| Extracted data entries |

===

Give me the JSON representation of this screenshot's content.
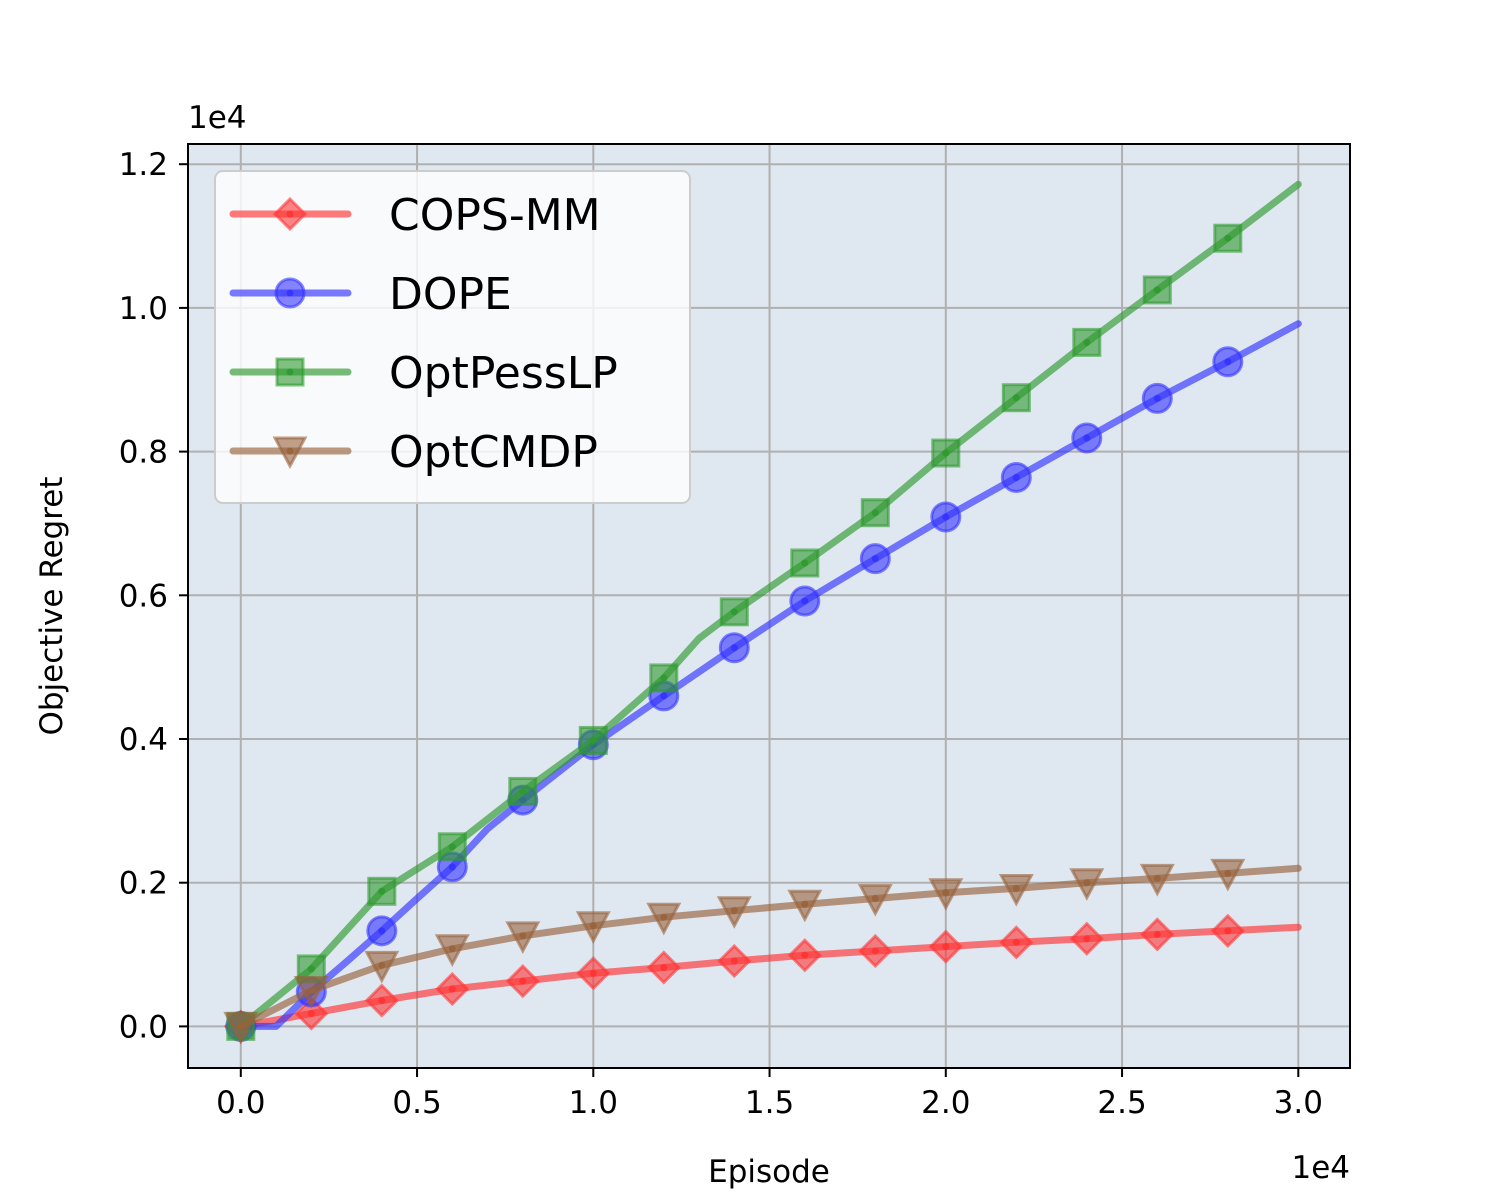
{
  "chart_data": {
    "type": "line",
    "xlabel": "Episode",
    "ylabel": "Objective Regret",
    "x_offset_label": "1e4",
    "y_offset_label": "1e4",
    "xlim": [
      -0.15,
      3.15
    ],
    "ylim": [
      -0.06,
      1.23
    ],
    "x_ticks": [
      0.0,
      0.5,
      1.0,
      1.5,
      2.0,
      2.5,
      3.0
    ],
    "y_ticks": [
      0.0,
      0.2,
      0.4,
      0.6,
      0.8,
      1.0,
      1.2
    ],
    "x_tick_labels": [
      "0.0",
      "0.5",
      "1.0",
      "1.5",
      "2.0",
      "2.5",
      "3.0"
    ],
    "y_tick_labels": [
      "0.0",
      "0.2",
      "0.4",
      "0.6",
      "0.8",
      "1.0",
      "1.2"
    ],
    "grid": true,
    "background": "#dfe7f0",
    "legend_position": "upper-left",
    "series": [
      {
        "name": "COPS-MM",
        "color": "#ff3333",
        "marker": "diamond",
        "x": [
          0.0,
          0.2,
          0.4,
          0.6,
          0.8,
          1.0,
          1.2,
          1.4,
          1.6,
          1.8,
          2.0,
          2.2,
          2.4,
          2.6,
          2.8,
          3.0
        ],
        "y": [
          0.0,
          0.018,
          0.036,
          0.052,
          0.063,
          0.074,
          0.082,
          0.091,
          0.099,
          0.105,
          0.111,
          0.117,
          0.122,
          0.128,
          0.133,
          0.138
        ],
        "marker_x": [
          0.0,
          0.2,
          0.4,
          0.6,
          0.8,
          1.0,
          1.2,
          1.4,
          1.6,
          1.8,
          2.0,
          2.2,
          2.4,
          2.6,
          2.8
        ]
      },
      {
        "name": "DOPE",
        "color": "#3333ff",
        "marker": "circle",
        "x": [
          0.0,
          0.1,
          0.2,
          0.3,
          0.4,
          0.5,
          0.6,
          0.7,
          0.8,
          1.0,
          1.2,
          1.4,
          1.6,
          1.8,
          2.0,
          2.2,
          2.4,
          2.6,
          2.8,
          3.0
        ],
        "y": [
          0.0,
          0.0,
          0.048,
          0.09,
          0.133,
          0.178,
          0.222,
          0.275,
          0.315,
          0.392,
          0.46,
          0.527,
          0.592,
          0.651,
          0.709,
          0.764,
          0.819,
          0.874,
          0.925,
          0.978
        ],
        "marker_x": [
          0.0,
          0.2,
          0.4,
          0.6,
          0.8,
          1.0,
          1.2,
          1.4,
          1.6,
          1.8,
          2.0,
          2.2,
          2.4,
          2.6,
          2.8
        ]
      },
      {
        "name": "OptPessLP",
        "color": "#2e9a2e",
        "marker": "square",
        "x": [
          0.0,
          0.2,
          0.4,
          0.6,
          0.8,
          1.0,
          1.2,
          1.3,
          1.4,
          1.6,
          1.8,
          2.0,
          2.2,
          2.4,
          2.6,
          2.8,
          3.0
        ],
        "y": [
          0.0,
          0.08,
          0.188,
          0.25,
          0.327,
          0.398,
          0.485,
          0.54,
          0.577,
          0.645,
          0.715,
          0.798,
          0.875,
          0.952,
          1.025,
          1.097,
          1.172
        ],
        "marker_x": [
          0.0,
          0.2,
          0.4,
          0.6,
          0.8,
          1.0,
          1.2,
          1.4,
          1.6,
          1.8,
          2.0,
          2.2,
          2.4,
          2.6,
          2.8
        ]
      },
      {
        "name": "OptCMDP",
        "color": "#98633c",
        "marker": "triangle-down",
        "x": [
          0.0,
          0.2,
          0.4,
          0.6,
          0.8,
          1.0,
          1.2,
          1.4,
          1.6,
          1.8,
          2.0,
          2.2,
          2.4,
          2.6,
          2.8,
          3.0
        ],
        "y": [
          0.0,
          0.05,
          0.085,
          0.108,
          0.126,
          0.14,
          0.152,
          0.161,
          0.17,
          0.178,
          0.186,
          0.192,
          0.2,
          0.206,
          0.213,
          0.22
        ],
        "marker_x": [
          0.0,
          0.2,
          0.4,
          0.6,
          0.8,
          1.0,
          1.2,
          1.4,
          1.6,
          1.8,
          2.0,
          2.2,
          2.4,
          2.6,
          2.8
        ]
      }
    ]
  }
}
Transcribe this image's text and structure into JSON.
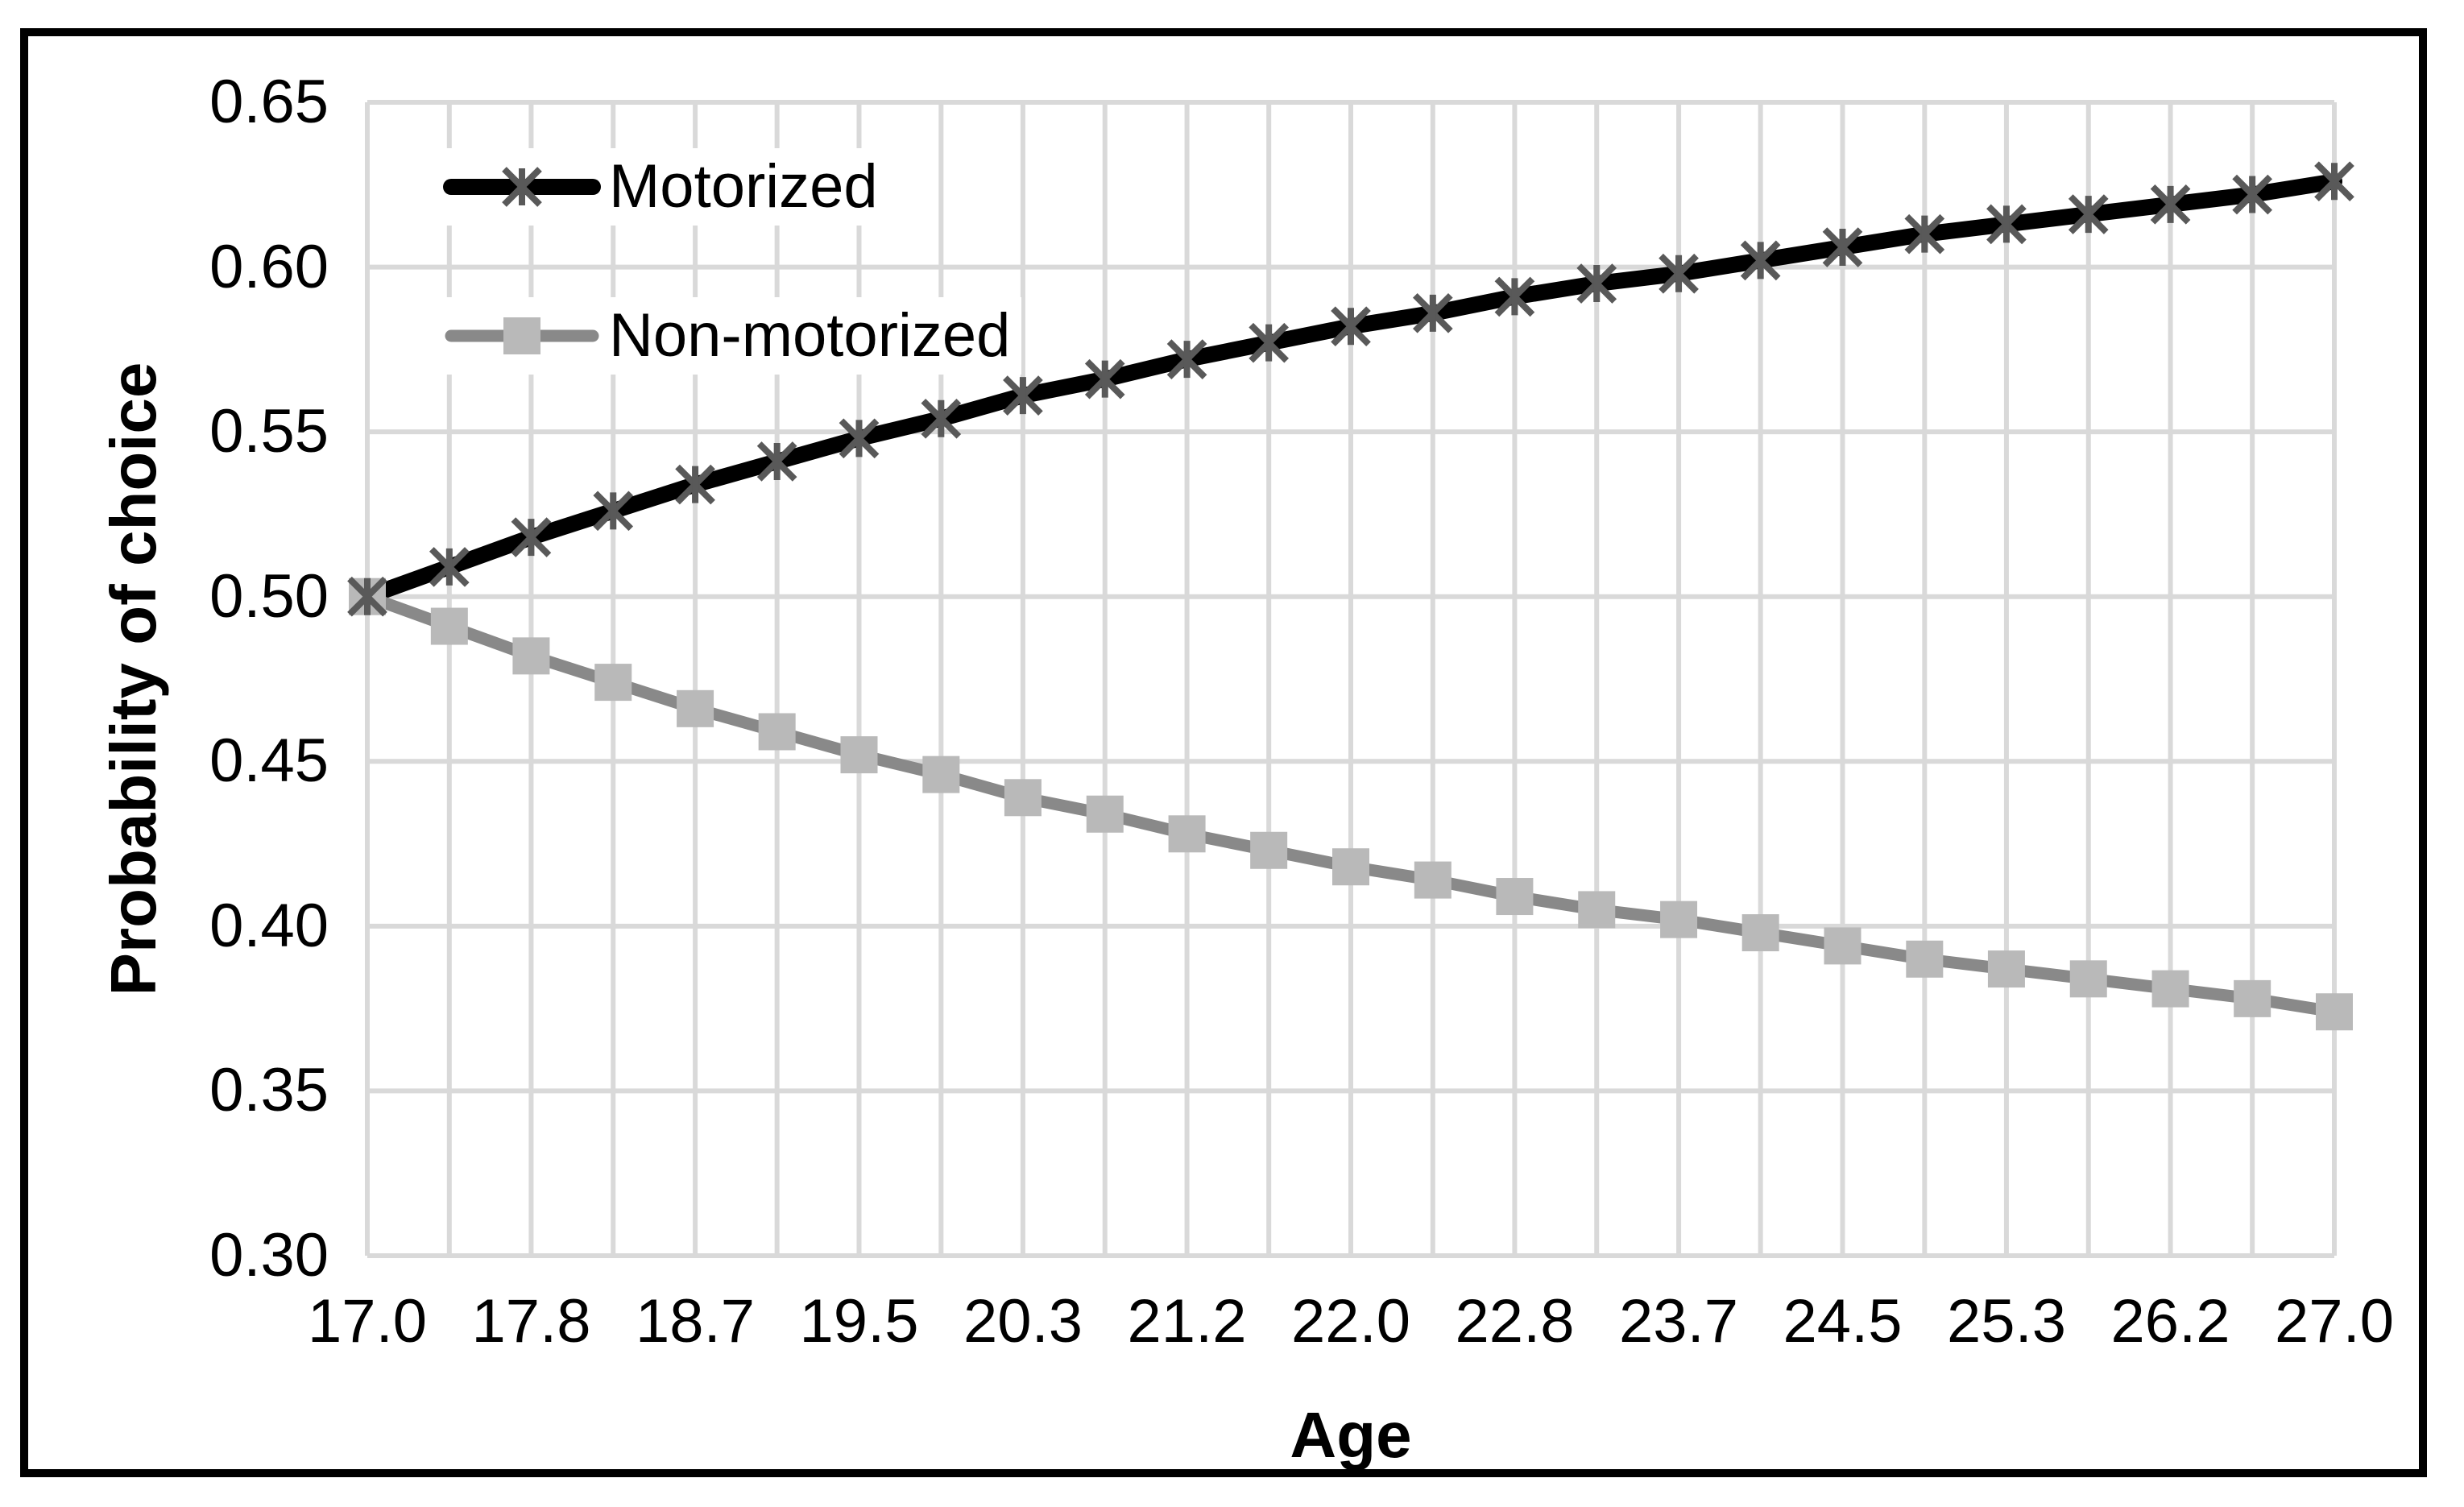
{
  "figure": {
    "background": "#ffffff",
    "frame_color": "#000000",
    "gridline_color": "#d9d9d9",
    "text_color": "#000000"
  },
  "chart_data": {
    "type": "line",
    "title": "",
    "xlabel": "Age",
    "ylabel": "Probability of choice",
    "x_range": [
      17.0,
      27.0
    ],
    "y_range": [
      0.3,
      0.65
    ],
    "y_tick_step": 0.05,
    "grid": true,
    "legend_position": "top-left-inside",
    "x_tick_labels": [
      "17.0",
      "17.8",
      "18.7",
      "19.5",
      "20.3",
      "21.2",
      "22.0",
      "22.8",
      "23.7",
      "24.5",
      "25.3",
      "26.2",
      "27.0"
    ],
    "y_tick_labels": [
      "0.65",
      "0.60",
      "0.55",
      "0.50",
      "0.45",
      "0.40",
      "0.35",
      "0.30"
    ],
    "x": [
      17.0,
      17.417,
      17.833,
      18.25,
      18.667,
      19.083,
      19.5,
      19.917,
      20.333,
      20.75,
      21.167,
      21.583,
      22.0,
      22.417,
      22.833,
      23.25,
      23.667,
      24.083,
      24.5,
      24.917,
      25.333,
      25.75,
      26.167,
      26.583,
      27.0
    ],
    "series": [
      {
        "name": "Motorized",
        "line_color": "#000000",
        "marker": "star",
        "marker_color": "#595959",
        "values": [
          0.5,
          0.509,
          0.518,
          0.526,
          0.534,
          0.541,
          0.548,
          0.554,
          0.561,
          0.566,
          0.572,
          0.577,
          0.582,
          0.586,
          0.591,
          0.595,
          0.598,
          0.602,
          0.606,
          0.61,
          0.613,
          0.616,
          0.619,
          0.622,
          0.626
        ]
      },
      {
        "name": "Non-motorized",
        "line_color": "#898989",
        "marker": "square",
        "marker_color": "#b9b9b9",
        "values": [
          0.5,
          0.491,
          0.482,
          0.474,
          0.466,
          0.459,
          0.452,
          0.446,
          0.439,
          0.434,
          0.428,
          0.423,
          0.418,
          0.414,
          0.409,
          0.405,
          0.402,
          0.398,
          0.394,
          0.39,
          0.387,
          0.384,
          0.381,
          0.378,
          0.374
        ]
      }
    ]
  }
}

===

| WHAT TO DO |
Isolate the lines above that contain the word "JSON" and copy them.

| OUTPUT FOR THIS TASK |
Give me the JSON representation of this screenshot's content.
Transcribe this image's text and structure into JSON.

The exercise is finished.